_Given task_. Check every line below for the word "though" and copy each one that has it.

/---

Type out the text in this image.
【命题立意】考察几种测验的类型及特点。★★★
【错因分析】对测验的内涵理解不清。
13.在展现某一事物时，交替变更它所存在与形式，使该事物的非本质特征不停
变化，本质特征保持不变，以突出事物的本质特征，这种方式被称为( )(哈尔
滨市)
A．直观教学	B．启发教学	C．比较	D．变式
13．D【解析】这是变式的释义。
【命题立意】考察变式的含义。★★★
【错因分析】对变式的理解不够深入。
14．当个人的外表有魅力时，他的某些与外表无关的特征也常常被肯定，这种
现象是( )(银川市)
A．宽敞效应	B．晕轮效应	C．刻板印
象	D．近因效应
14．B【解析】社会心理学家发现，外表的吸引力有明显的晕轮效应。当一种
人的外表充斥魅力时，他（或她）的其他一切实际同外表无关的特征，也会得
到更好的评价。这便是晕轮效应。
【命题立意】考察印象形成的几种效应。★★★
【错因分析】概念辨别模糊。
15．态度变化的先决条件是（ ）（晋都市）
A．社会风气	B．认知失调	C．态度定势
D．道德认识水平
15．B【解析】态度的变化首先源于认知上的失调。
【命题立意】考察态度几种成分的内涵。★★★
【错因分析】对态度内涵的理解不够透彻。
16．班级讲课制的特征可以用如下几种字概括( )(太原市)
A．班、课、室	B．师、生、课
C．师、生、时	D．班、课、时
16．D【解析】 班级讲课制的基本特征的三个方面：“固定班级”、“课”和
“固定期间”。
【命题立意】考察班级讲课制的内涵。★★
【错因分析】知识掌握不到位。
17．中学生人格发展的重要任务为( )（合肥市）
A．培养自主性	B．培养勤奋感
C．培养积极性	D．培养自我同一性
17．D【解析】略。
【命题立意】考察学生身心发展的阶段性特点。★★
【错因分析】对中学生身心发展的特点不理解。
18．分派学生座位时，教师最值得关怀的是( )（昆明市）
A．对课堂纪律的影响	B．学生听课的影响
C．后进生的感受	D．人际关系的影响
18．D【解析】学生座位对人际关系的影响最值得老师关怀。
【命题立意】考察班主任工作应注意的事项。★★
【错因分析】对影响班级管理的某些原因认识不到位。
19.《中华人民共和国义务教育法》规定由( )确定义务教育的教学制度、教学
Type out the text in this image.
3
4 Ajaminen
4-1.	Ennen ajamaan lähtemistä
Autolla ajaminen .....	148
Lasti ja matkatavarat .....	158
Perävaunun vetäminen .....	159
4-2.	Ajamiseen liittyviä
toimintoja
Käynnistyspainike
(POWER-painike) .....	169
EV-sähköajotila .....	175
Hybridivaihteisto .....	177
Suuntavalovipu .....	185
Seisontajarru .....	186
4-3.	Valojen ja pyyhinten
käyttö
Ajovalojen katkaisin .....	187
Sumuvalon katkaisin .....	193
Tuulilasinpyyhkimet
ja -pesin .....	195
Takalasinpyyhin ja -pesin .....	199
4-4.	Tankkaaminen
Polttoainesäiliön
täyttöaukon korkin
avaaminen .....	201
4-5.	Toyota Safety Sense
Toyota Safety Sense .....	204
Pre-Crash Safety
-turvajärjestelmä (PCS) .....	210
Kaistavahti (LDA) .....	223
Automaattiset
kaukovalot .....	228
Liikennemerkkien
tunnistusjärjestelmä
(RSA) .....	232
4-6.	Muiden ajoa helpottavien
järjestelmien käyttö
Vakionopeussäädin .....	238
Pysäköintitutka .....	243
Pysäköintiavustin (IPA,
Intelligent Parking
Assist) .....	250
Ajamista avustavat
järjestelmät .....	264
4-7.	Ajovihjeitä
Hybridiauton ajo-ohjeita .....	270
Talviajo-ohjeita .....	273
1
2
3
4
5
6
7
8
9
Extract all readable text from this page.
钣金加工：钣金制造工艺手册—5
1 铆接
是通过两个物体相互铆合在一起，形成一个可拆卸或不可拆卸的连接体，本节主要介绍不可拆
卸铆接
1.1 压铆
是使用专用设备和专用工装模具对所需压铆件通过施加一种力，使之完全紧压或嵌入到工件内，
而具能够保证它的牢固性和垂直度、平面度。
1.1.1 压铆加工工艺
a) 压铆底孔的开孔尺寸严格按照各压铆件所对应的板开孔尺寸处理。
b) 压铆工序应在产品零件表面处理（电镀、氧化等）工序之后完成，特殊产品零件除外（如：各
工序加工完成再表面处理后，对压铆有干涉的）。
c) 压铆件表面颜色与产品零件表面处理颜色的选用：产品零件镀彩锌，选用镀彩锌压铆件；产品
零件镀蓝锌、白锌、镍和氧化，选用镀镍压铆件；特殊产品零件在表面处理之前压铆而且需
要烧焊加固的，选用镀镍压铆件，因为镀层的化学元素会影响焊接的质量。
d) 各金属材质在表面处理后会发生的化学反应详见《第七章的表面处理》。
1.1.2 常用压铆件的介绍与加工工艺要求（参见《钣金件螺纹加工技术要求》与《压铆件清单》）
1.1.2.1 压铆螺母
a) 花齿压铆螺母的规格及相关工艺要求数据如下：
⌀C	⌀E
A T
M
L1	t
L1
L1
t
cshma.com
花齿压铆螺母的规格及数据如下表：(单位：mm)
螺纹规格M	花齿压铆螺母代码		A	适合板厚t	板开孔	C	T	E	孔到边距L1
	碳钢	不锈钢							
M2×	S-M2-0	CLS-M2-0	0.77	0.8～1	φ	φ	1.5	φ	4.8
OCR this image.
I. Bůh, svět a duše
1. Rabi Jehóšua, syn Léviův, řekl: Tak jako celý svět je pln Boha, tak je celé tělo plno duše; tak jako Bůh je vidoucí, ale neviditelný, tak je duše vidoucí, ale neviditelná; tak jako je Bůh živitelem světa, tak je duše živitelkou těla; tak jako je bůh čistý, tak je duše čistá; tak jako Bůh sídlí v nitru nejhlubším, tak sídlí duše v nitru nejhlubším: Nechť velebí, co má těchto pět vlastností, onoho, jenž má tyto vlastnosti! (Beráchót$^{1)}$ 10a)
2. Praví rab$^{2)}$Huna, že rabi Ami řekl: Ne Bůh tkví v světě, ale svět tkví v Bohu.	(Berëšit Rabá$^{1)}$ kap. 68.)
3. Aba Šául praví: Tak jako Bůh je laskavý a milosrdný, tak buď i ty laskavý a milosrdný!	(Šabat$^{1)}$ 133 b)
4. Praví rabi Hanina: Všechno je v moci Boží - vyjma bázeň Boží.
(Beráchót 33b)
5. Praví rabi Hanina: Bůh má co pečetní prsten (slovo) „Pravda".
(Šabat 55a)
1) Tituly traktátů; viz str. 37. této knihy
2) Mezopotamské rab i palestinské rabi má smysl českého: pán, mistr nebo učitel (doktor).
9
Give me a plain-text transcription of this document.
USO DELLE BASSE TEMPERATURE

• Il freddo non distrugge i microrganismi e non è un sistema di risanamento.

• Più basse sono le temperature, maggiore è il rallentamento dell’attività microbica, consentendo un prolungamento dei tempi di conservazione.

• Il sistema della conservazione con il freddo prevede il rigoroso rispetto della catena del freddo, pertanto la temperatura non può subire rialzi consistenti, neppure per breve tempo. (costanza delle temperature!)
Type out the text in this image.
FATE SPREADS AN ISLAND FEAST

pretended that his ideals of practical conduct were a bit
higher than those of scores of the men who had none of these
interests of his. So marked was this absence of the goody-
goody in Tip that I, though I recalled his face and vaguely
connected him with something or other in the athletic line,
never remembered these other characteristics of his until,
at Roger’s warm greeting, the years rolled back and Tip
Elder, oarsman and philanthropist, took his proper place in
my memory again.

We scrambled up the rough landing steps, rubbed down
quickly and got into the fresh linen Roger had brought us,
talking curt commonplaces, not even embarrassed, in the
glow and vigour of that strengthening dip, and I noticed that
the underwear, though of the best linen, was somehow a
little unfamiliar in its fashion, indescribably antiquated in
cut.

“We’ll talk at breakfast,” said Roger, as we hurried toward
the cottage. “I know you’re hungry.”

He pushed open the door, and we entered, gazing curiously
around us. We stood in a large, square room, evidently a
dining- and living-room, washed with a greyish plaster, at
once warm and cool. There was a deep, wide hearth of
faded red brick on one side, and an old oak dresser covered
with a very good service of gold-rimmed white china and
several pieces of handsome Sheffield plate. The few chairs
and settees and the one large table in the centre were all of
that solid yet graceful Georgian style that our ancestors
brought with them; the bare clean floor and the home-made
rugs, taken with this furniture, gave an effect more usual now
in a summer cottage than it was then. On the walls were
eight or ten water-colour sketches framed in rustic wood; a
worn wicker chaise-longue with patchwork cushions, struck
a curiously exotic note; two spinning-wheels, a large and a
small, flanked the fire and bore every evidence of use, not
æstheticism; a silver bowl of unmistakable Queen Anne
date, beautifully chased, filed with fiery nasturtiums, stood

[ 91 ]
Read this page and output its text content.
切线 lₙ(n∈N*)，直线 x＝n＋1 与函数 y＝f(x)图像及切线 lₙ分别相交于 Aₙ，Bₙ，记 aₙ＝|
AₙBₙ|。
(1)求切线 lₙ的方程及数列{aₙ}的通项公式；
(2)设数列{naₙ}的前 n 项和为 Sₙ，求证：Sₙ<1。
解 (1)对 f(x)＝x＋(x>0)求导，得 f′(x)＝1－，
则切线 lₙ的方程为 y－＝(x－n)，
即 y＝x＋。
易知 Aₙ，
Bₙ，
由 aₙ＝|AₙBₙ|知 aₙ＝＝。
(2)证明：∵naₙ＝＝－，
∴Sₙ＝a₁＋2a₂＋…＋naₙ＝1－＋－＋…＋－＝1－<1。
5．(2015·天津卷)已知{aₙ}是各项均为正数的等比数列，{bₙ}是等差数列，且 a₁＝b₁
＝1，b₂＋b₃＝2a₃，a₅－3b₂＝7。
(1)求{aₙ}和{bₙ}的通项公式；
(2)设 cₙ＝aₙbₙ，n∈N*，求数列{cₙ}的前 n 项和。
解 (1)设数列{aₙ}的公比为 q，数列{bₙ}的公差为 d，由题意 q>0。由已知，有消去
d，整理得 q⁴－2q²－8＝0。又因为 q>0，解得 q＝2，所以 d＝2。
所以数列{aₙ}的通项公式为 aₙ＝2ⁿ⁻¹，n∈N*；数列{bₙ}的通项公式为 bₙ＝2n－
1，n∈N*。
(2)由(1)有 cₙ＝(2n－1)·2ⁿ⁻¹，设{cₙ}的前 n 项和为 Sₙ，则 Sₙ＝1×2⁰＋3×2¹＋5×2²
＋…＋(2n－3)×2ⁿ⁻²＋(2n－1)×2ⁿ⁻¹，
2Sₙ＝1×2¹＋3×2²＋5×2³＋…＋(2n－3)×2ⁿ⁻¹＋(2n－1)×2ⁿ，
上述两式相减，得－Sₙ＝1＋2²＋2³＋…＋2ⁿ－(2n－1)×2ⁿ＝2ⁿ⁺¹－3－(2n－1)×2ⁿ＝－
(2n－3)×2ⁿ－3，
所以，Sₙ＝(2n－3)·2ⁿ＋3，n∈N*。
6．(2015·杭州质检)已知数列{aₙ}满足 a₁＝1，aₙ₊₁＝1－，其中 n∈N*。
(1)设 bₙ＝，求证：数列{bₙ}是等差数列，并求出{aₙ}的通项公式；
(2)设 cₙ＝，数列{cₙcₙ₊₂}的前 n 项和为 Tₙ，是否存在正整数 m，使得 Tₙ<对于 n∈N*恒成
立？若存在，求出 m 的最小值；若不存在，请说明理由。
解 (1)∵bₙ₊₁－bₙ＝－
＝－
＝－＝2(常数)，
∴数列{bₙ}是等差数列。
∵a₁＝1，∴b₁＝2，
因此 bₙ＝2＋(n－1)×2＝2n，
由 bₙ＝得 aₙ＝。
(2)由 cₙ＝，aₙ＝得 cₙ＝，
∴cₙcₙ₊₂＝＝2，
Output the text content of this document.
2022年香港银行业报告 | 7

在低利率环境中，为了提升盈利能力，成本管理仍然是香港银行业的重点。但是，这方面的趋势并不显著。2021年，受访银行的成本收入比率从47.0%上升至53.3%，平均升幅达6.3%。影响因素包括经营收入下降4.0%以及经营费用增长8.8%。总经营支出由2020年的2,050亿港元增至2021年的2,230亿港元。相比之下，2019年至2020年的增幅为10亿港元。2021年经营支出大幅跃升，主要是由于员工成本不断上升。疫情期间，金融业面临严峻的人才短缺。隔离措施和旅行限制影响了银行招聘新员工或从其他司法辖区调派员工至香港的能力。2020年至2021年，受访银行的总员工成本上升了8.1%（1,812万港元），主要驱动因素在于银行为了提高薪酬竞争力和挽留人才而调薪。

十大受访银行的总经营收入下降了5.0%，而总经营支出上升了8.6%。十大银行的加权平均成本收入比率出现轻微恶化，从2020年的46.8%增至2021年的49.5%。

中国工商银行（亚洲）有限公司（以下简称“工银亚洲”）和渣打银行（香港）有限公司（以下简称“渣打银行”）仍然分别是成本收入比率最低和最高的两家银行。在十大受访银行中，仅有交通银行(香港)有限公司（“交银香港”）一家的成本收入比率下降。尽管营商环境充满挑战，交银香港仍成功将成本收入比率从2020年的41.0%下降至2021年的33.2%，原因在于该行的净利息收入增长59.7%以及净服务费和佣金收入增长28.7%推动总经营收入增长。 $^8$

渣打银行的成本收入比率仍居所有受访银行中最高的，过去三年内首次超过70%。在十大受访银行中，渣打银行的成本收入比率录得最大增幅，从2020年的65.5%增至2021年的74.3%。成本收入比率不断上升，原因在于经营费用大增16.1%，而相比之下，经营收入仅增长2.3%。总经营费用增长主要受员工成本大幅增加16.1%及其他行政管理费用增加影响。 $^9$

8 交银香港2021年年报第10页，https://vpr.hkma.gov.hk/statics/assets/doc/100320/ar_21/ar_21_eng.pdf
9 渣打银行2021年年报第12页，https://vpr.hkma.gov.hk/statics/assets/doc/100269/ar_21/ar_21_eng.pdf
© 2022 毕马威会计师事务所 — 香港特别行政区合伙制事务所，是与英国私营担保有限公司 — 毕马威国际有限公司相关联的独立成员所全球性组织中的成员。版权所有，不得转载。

\---

_Worked answer_.
goody in Tip that I, though I recalled his face and vaguely
the underwear, though of the best linen, was somehow a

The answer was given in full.